## Consegne
1) Riscrivi la parte del testo sulla mucosa orale che parte da "Nel cavo orale" e arriva a "in parte no.", mettendo "tessuto epiteliale" al posto di "epitelio".
2) Secondo il testo sulla mucosa orale, perché nel cavo orale si distinguono diversi tipi di mucosa? Rispondi in una o due frasi.
======== Estratto
Igiene orale e mucoadesione

0
49
odontoiatra.it, igiene orale
odontoiatra.it, igiene orale

La cavità orale è rivestita dalla mucosa che è costituita da due strati: uno superficiale di epitelio squamoso stratificato e uno sottostante di tessuto connettivo denso (lamina propria); al di sotto della mucosa si trova la tonaca sottomucosa, costituita da connettivo lasso o denso nel quale sono visibili le ghiandole mucose, sierose e miste

Nel cavo orale sono presenti varie modificazioni strutturali della mucosa che riflettono le diverse esigenze funzionali delle varie aree e si distinguono i seguenti tipi di mucosa:

  • mucosa masticatoria: sulle gengive e sul palato duro, caratterizzata da epitelio cheratinizzato;
  • mucosa di rivestimento: su labbra, guance, pavimento della bocca, parte inferiore della lingua, palato molle e uvola, caratterizzata da epitelio non cheratinizzato;
  • mucosa specializzata: su superficie domale della lingua, con epitelio in parte cheratinizzato e in parte no.
================
======== Record forniti
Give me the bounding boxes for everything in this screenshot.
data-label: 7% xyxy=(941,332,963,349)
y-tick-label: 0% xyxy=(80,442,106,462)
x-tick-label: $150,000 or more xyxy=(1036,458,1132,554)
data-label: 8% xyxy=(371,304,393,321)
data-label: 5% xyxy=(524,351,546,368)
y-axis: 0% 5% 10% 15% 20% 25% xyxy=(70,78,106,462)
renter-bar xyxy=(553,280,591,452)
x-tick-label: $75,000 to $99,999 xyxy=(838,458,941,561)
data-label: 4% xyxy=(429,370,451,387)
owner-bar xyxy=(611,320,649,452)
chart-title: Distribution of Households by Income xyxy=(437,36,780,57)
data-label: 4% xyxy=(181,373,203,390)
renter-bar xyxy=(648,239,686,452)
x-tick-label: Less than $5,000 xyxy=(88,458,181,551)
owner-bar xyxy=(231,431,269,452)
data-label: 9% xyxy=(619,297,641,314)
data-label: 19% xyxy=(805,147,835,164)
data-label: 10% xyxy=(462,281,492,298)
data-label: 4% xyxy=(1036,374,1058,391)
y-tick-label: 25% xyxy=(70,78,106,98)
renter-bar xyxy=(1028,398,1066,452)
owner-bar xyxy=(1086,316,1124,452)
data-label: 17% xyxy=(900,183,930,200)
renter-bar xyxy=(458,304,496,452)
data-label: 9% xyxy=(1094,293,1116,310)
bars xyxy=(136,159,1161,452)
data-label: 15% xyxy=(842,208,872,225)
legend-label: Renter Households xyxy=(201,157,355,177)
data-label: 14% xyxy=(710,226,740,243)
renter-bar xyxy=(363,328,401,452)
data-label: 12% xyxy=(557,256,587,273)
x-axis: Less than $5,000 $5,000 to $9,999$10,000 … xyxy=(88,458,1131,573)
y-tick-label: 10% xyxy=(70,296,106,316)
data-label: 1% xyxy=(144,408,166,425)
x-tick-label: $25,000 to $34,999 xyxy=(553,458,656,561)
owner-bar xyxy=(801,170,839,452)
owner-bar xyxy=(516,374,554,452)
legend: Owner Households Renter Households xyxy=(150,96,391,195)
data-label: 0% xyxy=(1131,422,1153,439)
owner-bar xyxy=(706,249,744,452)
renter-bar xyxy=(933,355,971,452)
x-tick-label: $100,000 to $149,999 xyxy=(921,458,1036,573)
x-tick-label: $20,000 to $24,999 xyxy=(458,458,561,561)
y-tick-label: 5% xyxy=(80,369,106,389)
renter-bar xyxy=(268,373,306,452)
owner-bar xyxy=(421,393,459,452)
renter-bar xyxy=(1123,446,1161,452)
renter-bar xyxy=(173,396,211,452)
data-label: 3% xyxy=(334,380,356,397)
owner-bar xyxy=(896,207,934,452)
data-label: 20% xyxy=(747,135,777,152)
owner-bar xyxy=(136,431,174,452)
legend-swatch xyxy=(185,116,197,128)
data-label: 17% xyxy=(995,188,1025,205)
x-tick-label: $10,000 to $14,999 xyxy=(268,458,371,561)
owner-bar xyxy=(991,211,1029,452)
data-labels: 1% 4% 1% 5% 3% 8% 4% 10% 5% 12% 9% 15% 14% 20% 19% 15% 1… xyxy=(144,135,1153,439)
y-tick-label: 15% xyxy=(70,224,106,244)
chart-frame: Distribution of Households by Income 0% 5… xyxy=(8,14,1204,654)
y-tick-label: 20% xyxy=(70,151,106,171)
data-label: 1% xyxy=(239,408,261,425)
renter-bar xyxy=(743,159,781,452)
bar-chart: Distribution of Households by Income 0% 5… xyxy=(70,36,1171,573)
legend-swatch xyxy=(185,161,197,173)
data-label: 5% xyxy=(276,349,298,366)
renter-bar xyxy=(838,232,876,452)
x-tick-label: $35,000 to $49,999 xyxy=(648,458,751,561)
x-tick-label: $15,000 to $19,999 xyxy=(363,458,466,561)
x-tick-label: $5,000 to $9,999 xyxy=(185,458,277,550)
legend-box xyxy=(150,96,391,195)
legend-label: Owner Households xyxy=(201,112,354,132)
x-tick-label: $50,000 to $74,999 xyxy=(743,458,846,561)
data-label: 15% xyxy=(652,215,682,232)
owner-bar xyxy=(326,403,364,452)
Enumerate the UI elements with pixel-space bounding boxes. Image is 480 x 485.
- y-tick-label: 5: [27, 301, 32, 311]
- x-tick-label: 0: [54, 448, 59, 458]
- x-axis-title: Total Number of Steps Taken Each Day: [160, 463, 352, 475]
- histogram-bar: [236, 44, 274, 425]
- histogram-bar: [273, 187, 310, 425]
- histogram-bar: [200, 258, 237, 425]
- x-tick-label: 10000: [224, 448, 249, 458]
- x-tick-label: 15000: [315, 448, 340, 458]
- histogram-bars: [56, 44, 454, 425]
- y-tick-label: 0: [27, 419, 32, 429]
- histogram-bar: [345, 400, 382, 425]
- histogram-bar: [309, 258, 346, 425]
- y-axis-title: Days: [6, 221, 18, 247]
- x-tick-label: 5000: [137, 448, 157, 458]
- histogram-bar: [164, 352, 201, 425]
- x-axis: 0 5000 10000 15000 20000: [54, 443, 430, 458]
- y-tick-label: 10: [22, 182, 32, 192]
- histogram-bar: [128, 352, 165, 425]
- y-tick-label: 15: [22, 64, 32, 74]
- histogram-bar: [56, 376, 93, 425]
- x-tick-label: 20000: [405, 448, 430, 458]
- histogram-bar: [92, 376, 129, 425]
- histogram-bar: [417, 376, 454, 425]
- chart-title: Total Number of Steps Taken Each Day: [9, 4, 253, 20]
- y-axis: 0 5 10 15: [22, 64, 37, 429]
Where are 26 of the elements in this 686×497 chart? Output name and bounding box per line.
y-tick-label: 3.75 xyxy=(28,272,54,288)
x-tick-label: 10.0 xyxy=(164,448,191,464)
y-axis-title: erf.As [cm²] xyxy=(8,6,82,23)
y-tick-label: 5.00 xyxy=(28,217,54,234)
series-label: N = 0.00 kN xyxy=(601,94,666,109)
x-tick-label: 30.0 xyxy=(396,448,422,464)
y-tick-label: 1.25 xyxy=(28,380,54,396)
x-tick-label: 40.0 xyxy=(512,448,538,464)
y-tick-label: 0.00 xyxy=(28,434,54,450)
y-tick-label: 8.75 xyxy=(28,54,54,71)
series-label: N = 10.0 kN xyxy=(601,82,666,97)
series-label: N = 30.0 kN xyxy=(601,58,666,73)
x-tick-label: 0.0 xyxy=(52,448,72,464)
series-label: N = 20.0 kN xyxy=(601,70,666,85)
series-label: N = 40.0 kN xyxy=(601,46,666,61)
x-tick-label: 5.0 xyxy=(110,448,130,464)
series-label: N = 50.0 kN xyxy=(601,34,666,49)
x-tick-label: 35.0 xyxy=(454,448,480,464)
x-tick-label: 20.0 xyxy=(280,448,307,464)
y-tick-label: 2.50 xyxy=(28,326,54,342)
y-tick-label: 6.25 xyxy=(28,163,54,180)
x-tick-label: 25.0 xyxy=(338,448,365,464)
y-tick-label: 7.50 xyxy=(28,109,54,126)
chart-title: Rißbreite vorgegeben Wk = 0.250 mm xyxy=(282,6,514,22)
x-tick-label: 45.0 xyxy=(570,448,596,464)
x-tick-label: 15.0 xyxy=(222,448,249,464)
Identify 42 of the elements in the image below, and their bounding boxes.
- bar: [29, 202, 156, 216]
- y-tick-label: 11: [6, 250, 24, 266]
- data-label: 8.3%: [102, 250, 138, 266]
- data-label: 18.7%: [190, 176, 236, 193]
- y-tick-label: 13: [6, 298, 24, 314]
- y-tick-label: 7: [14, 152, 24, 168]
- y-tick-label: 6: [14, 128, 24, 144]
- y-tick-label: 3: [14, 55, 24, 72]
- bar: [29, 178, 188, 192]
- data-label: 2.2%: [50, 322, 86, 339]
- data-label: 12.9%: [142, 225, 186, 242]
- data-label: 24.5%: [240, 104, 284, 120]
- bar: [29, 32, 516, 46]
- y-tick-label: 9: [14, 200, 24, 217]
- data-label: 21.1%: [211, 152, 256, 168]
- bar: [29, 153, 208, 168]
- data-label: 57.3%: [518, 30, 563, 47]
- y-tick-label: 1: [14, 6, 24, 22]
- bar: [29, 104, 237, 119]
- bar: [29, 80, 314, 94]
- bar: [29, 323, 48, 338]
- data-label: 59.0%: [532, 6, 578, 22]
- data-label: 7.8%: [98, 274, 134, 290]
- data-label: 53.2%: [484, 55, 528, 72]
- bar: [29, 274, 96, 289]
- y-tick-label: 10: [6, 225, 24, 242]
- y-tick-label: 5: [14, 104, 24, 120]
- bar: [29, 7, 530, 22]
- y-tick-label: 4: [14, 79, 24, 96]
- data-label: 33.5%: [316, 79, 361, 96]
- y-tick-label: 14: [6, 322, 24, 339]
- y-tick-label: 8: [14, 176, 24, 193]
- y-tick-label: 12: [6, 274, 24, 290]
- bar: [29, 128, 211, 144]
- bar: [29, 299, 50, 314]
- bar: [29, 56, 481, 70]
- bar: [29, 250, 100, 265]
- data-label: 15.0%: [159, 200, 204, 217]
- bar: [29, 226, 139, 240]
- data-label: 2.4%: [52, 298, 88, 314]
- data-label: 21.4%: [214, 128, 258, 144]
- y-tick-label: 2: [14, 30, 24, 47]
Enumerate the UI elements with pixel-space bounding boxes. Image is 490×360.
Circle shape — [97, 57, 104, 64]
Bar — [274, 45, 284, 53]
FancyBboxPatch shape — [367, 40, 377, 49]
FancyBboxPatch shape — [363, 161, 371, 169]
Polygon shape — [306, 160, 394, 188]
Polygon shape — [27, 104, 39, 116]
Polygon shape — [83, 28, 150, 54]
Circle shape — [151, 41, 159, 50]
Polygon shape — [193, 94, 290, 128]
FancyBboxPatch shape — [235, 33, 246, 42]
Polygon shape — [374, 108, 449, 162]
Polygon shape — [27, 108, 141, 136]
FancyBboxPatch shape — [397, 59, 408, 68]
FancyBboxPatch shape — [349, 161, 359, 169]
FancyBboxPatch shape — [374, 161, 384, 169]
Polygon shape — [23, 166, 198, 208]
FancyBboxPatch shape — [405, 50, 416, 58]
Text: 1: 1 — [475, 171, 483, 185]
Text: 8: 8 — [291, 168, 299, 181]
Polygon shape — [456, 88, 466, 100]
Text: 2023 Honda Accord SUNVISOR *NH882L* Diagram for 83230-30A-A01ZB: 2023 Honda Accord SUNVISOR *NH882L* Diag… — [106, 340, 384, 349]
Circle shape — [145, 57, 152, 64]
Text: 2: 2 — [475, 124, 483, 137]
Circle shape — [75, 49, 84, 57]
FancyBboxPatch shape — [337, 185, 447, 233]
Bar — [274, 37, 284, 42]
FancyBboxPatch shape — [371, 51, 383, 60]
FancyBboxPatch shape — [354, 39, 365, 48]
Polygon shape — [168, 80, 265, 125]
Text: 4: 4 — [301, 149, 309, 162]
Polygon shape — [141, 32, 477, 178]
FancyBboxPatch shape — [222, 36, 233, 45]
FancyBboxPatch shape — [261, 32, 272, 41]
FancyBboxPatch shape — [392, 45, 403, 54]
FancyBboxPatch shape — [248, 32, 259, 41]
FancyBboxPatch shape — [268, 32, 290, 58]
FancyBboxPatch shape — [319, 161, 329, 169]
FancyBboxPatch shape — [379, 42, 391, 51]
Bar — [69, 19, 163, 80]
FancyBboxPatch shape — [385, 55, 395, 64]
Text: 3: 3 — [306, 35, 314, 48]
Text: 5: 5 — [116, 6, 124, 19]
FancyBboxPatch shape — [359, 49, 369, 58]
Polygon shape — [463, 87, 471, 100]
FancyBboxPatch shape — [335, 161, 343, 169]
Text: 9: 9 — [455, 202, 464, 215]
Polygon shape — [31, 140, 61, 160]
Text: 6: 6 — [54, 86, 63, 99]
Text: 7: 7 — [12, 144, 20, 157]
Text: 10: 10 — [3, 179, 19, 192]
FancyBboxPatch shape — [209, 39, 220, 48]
================
## Soluzioni
1)
Nel cavo orale sono presenti varie modificazioni strutturali della mucosa che riflettono le diverse esigenze funzionali delle varie aree e si distinguono i seguenti tipi di mucosa:

  • mucosa masticatoria: sulle gengive e sul palato duro, caratterizzata da tessuto epiteliale cheratinizzato;
  • mucosa di rivestimento: su labbra, guance, pavimento della bocca, parte inferiore della lingua, palato molle e uvola, caratterizzata da tessuto epiteliale non cheratinizzato;
  • mucosa specializzata: su superficie domale della lingua, con tessuto epiteliale in parte cheratinizzato e in parte no.

2) Nel cavo orale la mucosa presenta varie modificazioni strutturali. Queste riflettono le diverse esigenze funzionali delle varie aree della bocca.